- Задание -
Перепишите дословно фрагмент заметок о сериале, начинающийся со слов «Нет, мне хочется» и заканчивающийся словами «Винтажная вещица, прелесть.».
━━━ Исходный текст
Записки недалекой зрительницы
Одна из серий периода «финансовой ревности».
Жданов везет Катю на вечеринку к Волочковой, предвкушая восхитительное свидание в мотеле ООО, и неожиданно для себя обламывается, а также начинает понимать, что обманывался, и причем не только в лучших чувствах...
Кто она?
Кладовщица, кастелянша, уставшая секретарша мелкой фирмы, которой постоянно задерживают зарплату? Эта девушка в красненькой кофточке, которую мне хочется потрогать?
Нет, мне хочется ее погладить. Кто она?
Ее кофточка связана крючком. Столбиками без накида, очень плотная и тепленькая, и даже через экран мягонькая. Похоже, эти нитки шерстяные или шерсть с хлопком, причем хорошего качества. И вязка что надо – профессиональная. Я так не умею, у меня вечно скачут ряды и петли. Винтажная вещица, прелесть.
Так хочется тепла. В моем окне ноябрь, бесснежный и пыльный, и долгожданные легкие дни отпуска, упавшие веселой сахарной ватой – что делать с этой ватой? Я пока не придумала. Навести порядок, разобраться с брошенными делами и с текучкой, начитаться и наваляться в постели, поездить по магазинам без спешки и заодно запастись к Новому Году! И хорошо бы еще пошел снег, пушистый и теплый белый снежок. Обильный снег уже был этой осенью; но в городе он вечно исчезает куда-то, будто бы его глотает пыльное чудовище с асфальтовой глоткой. Немного снега пока еще осталось, он белеет в окне мозаикой грязноватого сахара, черной травы и собачьих следов всех размеров.
━━━━━━
━━━ Исходные данные
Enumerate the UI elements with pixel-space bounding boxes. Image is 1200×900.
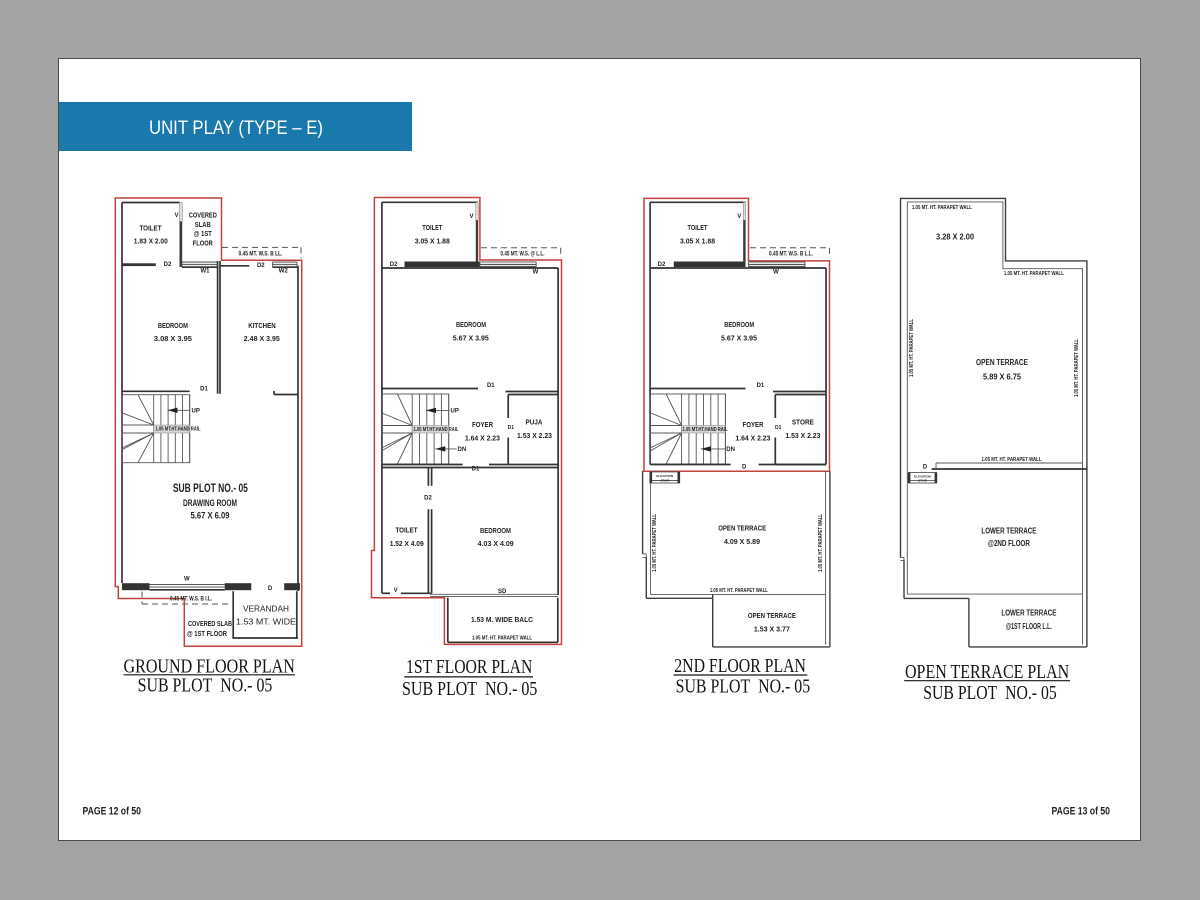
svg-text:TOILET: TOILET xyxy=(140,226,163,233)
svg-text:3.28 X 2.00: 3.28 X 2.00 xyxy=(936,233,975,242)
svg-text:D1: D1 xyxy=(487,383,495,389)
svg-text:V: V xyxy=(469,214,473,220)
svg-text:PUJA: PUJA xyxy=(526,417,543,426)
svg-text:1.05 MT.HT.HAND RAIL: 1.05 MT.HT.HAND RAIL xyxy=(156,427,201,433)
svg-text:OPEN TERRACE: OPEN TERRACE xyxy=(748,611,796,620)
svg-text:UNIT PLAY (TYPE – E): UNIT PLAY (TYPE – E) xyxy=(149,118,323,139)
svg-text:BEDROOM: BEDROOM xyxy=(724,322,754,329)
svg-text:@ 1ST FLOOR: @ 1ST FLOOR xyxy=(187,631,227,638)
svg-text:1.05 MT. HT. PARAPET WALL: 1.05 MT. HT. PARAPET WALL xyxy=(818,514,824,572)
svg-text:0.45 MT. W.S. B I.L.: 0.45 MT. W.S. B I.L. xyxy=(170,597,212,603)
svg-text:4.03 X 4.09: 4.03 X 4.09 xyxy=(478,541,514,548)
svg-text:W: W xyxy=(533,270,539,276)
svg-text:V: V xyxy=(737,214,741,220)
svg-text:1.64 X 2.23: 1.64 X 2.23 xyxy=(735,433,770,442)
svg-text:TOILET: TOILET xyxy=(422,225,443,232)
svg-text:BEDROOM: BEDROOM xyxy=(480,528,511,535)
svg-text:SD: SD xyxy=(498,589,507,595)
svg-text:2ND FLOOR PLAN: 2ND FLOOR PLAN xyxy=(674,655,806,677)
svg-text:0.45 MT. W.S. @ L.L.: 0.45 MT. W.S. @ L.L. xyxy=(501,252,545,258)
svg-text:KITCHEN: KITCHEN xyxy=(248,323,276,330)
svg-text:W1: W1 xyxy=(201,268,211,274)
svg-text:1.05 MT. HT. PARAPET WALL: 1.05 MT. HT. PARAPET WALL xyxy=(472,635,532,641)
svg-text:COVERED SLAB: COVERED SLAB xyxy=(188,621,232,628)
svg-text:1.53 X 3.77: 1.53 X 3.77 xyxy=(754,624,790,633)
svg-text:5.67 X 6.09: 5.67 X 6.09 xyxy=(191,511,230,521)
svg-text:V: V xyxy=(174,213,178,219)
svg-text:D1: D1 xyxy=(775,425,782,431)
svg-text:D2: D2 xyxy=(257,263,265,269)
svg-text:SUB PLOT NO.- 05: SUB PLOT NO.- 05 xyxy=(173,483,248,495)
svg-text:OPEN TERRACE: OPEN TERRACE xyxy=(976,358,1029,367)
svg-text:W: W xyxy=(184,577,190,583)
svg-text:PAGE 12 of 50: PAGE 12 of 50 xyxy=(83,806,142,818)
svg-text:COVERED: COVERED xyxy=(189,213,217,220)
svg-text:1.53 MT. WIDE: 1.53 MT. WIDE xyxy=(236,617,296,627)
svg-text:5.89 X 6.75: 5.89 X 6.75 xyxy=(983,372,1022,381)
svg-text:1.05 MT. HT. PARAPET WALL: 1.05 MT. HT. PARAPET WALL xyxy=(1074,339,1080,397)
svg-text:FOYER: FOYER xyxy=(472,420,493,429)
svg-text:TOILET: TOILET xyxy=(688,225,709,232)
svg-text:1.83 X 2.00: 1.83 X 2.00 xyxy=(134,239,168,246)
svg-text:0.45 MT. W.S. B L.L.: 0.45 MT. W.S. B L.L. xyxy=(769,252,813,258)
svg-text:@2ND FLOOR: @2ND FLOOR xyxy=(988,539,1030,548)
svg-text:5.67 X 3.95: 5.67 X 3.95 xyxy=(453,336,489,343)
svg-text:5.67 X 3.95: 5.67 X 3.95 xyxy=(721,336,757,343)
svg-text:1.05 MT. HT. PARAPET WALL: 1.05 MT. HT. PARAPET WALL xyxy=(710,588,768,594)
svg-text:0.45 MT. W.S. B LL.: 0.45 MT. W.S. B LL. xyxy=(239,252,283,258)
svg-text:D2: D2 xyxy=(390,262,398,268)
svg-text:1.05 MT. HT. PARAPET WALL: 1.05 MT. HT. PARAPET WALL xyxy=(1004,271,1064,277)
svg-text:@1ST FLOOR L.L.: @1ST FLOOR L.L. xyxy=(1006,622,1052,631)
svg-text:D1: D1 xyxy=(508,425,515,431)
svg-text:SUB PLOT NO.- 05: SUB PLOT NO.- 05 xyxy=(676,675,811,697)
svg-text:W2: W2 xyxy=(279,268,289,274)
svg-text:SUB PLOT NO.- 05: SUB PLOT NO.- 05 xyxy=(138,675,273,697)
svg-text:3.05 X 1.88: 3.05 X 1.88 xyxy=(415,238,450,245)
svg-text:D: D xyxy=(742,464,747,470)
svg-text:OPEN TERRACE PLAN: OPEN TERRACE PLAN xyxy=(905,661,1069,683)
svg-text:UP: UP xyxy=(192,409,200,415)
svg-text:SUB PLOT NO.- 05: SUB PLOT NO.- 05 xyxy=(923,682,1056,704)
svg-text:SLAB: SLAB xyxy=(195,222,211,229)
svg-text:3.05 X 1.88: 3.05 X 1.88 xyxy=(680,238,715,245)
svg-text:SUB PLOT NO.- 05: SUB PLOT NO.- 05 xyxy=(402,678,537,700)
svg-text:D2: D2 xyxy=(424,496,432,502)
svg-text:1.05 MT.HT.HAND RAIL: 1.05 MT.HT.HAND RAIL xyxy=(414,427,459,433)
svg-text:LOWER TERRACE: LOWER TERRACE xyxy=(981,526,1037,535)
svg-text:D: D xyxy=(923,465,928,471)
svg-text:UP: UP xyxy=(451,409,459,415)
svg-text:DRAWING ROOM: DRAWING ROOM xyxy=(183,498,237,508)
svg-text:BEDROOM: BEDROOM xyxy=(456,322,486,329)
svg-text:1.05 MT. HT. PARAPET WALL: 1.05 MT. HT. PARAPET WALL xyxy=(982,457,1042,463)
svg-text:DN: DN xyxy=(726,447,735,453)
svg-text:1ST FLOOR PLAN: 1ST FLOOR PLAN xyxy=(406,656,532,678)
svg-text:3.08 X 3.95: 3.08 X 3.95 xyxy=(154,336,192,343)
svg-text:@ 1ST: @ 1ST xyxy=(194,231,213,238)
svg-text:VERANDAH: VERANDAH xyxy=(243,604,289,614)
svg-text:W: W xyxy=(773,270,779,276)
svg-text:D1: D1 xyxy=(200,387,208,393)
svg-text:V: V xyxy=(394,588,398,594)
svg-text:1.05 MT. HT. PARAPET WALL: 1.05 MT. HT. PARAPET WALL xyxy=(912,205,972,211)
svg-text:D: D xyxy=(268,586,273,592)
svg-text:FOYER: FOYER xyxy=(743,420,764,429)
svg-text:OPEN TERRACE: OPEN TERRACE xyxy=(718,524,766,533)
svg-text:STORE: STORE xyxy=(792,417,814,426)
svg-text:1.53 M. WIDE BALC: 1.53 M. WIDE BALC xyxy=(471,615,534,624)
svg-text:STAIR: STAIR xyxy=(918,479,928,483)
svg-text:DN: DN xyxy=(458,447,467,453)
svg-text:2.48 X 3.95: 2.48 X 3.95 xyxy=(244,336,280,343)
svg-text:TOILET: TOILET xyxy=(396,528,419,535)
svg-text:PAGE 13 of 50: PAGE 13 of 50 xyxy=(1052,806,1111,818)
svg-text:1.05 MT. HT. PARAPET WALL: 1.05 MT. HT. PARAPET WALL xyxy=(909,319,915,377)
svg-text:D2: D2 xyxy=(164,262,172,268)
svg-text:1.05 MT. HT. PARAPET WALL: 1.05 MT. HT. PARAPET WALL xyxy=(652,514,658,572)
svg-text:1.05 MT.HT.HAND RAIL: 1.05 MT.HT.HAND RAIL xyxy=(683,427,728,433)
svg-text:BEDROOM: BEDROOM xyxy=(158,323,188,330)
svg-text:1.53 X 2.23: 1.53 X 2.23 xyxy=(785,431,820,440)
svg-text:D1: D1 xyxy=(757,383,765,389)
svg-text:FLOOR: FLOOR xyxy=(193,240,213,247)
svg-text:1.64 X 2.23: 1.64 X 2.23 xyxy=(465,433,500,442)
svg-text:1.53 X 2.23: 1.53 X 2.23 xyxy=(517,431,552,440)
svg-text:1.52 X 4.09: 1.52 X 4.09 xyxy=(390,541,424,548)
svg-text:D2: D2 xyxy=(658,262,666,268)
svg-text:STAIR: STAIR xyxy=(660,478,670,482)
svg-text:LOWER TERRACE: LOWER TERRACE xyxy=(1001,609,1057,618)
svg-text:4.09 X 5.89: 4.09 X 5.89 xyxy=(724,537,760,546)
━━━━━━
━━━ Исходные данные
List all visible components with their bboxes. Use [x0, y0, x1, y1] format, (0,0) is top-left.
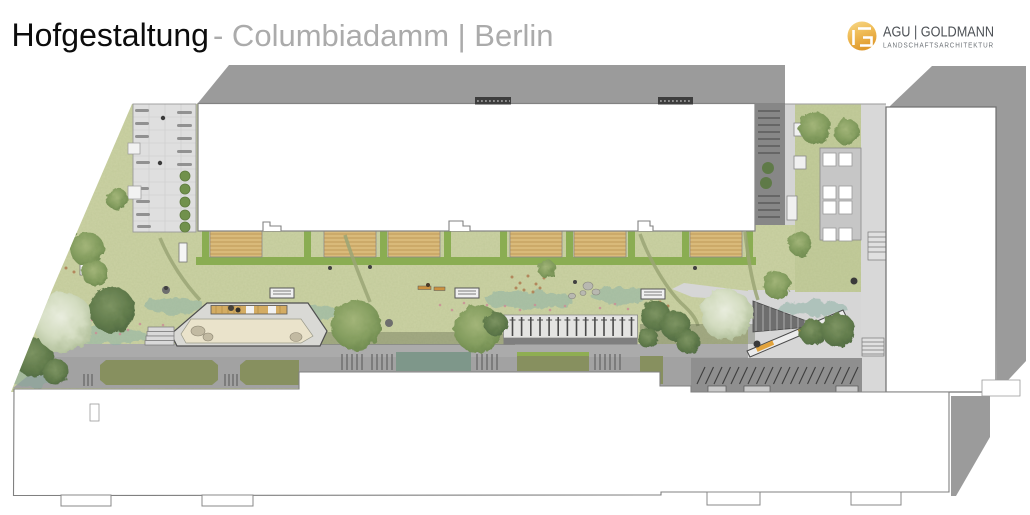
━━━━━━
- Ожидаемый результат -
Нет, мне хочется ее погладить. Кто она?
Ее кофточка связана крючком. Столбиками без накида, очень плотная и тепленькая, и даже через экран мягонькая. Похоже, эти нитки шерстяные или шерсть с хлопком, причем хорошего качества. И вязка что надо – профессиональная. Я так не умею, у меня вечно скачут ряды и петли. Винтажная вещица, прелесть.